--- Start Passage ---
Guns in the Heather is a 1969 Walt Disney adventure film directed by Robert Butler and produced by Ron Miller. It stars Kurt Russell, Glenn Corbett and Alfred Burke.  It was originally broadcast in parts on Walt Disney's Wonderful World of Color in the United States under the title Guns in the Heather, then re-edited for a European theatrical release under the English title, The Secret of Boyne Castle.  It was re-broadcast on American television in 1978 under the title Spy-Busters.  The story is based on the 1963 novel Guns in the Heather, by Lockhart Amerman.

The film was primarily shot on location in Ireland (St. Flannan's College in Ennis, Corkscrew Hill, Corofin and Kilfenora, County Clare feature) with additional scenes shot at Pinewood Studios near London, England.

Plot
Rich Evans (Kurt Russell), An American exchange student’s day at the Leinster School in Ireland is interrupted when a bleeding man drives up to the school and gives Rich a message for his brother Tom (Glenn Corbett), before dying. Rich and his friend Sean O’Connor (Patrick Dawson) are taken from the school by a man who claims to be from the American Embassy,  but who turns out to be an Eastern Bloc agent. Rich and Sean make a daring escape and eventually reach Tom, who is an American intelligence agent and not the Irish sales rep for an American steel company as Rich thought. Rich and Sean get off the flight to London Tom placed them on when they spot some of the enemy agents and find Tom in time to save him from other agents, who had grabbed him. They head to Boyne castle, where the message said vital info about an East Bloc defecting scientist was hidden. However Tom is locked up with the real Lord Boyne, while East Bloc agents replace Lord Boyne and his staff.  Rich finds the info, but when he calls the US embassy with it, the bad guys are listening in. The imprisoned group help Tom make an ingenious escape from the dungeon they’re locked into.  Using a dory and a glider they are able to intercept the East Bloc agents before they can grab the defecting scientist.
--- End Passage ---
--- Start Given entries ---
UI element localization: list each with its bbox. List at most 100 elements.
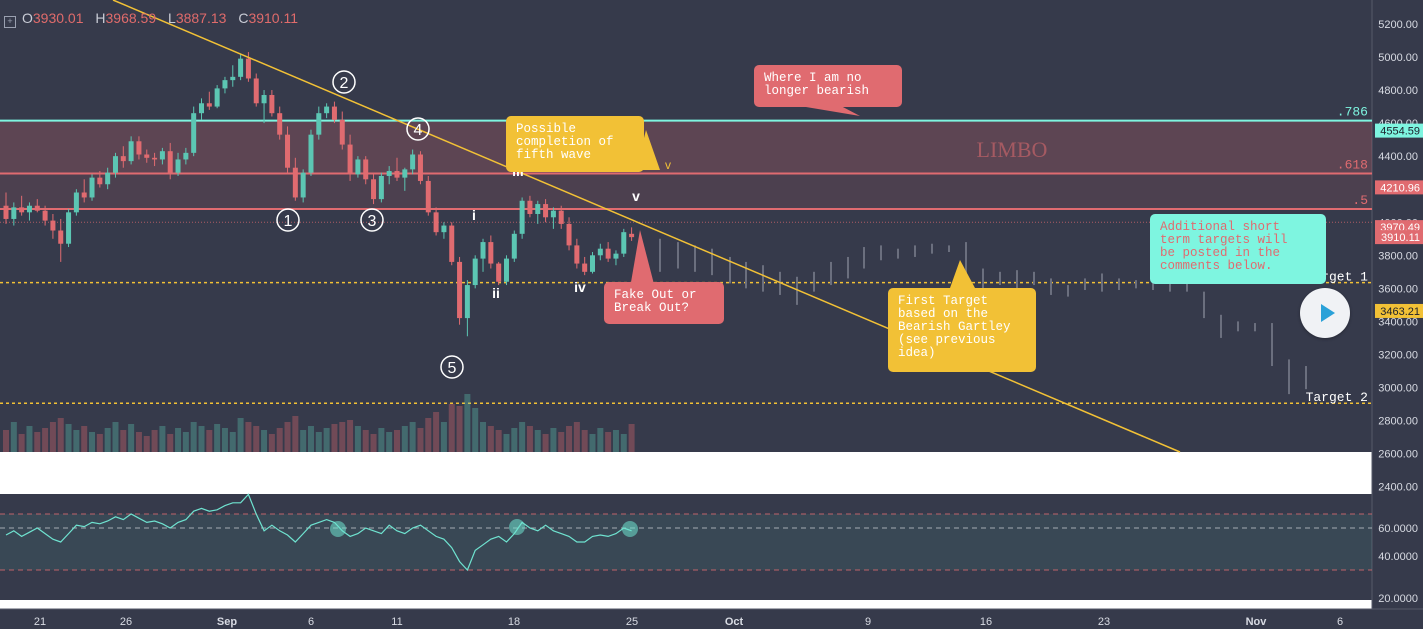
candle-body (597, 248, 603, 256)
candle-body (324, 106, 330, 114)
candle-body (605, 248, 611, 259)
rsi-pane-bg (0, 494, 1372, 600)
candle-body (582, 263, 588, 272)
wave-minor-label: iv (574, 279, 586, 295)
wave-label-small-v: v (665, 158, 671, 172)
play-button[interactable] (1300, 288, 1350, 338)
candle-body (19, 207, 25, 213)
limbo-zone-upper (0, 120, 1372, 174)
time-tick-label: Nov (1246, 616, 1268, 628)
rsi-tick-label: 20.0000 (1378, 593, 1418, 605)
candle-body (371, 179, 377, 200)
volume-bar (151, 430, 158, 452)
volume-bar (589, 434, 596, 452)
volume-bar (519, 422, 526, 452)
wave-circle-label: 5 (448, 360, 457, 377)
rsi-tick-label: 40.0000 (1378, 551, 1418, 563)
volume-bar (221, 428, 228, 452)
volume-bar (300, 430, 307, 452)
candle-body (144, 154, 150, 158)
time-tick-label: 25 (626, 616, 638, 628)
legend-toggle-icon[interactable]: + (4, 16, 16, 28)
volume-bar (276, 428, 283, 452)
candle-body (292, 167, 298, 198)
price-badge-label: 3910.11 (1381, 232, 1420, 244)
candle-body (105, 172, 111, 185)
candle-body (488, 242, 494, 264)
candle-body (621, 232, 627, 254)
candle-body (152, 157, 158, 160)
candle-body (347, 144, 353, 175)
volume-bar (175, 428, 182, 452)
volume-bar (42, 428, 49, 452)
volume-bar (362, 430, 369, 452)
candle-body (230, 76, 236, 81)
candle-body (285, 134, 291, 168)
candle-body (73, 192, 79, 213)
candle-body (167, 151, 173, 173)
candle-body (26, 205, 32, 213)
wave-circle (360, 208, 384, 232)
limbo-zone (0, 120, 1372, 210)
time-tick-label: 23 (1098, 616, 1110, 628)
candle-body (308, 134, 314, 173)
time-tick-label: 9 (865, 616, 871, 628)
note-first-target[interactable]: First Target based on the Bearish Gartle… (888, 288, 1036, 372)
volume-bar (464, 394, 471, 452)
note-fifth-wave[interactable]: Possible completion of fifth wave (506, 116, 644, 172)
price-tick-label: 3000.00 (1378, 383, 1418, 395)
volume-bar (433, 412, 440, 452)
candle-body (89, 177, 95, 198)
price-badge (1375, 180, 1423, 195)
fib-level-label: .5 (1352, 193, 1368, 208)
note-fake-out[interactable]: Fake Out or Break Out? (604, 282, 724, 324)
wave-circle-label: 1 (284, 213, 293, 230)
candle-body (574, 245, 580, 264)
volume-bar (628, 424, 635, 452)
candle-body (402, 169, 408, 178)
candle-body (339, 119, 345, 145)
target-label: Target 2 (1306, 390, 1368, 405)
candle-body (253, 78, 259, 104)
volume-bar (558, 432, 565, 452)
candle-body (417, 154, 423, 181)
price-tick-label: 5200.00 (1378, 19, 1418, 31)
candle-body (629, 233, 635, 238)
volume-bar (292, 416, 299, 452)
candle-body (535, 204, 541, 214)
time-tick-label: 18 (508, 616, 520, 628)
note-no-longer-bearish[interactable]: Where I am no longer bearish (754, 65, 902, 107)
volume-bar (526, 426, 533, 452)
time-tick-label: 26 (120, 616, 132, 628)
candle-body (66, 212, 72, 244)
--- End Given entries ---
**Tasks and exercises**
a. Answer these questions from the passage about Guns in the Heather:
(i) Who directed the film?
(ii) Under what title was it re-broadcast on American television in 1978?
(iii) Who plays Sean O'Connor?
b. Decide whether each statement agrees with the passage about Guns in the Heather. Answer yes or no, and quote the words of the passage that settle it.
(i) The film's story comes from a novel published in 1963.
(ii) Tom works as the Irish sales rep for an American steel company.
(iii) Rich and Sean stay on the flight to London that Tom put them on.
c. Supply what comes next in the passage about Guns in the Heather, beginning after its final sentence.
The records play no part in what is asked here.

**Answers to each task**
a.
(i) Robert Butler
(ii) Spy-Busters
(iii) Patrick Dawson

b.
(i) Yes: "The story is based on the 1963 novel Guns in the Heather, by Lockhart Amerman."
(ii) No: "who is an American intelligence agent and not the Irish sales rep for an American steel company as Rich thought"
(iii) No: "Rich and Sean get off the flight to London Tom placed them on when they spot some of the enemy agents"

c.
Cast
Glenn Corbett as Tom Evans
Alfred Burke as Kersner
Kurt Russell as Rich Evans
Patrick Dawson as Sean O'Connor
Patrick Barr as Lord Boyne
Hugh McDermott as Carleton
Patrick Westwood as Levick
Eddie Byrne as Bailey
Godfrey Quigley as Meister
Kevin Stoney as Enhardt
Shay Gorman as Headmaster
Niall Tóibín as Kettering
Ernst Walder as Vollos
Robert Bernal as Sgt. Clune
Vincent Dowling as Maston
John Horton as Stafford
J. G. Devlin as Muldoon
Nicola Davies as Kathleen
Gerry Alexander as Paddy
Eamon Morrissey as Hennessey
Declan Mulholland as Retchick
Mary Larkin as Mary
Paul Farrell as Groundskeeper

References

External links

1969 films
1960s adventure thriller films
1960s chase films
1960s mystery thriller films
1960s spy films
British adventure thriller films
British chase films
British mystery thriller films
Films about brothers
Films based on adventure novels
Films based on mystery novels
Films directed by Robert Butler
Films produced by Ron W. Miller
Films scored by Buddy Baker (composer)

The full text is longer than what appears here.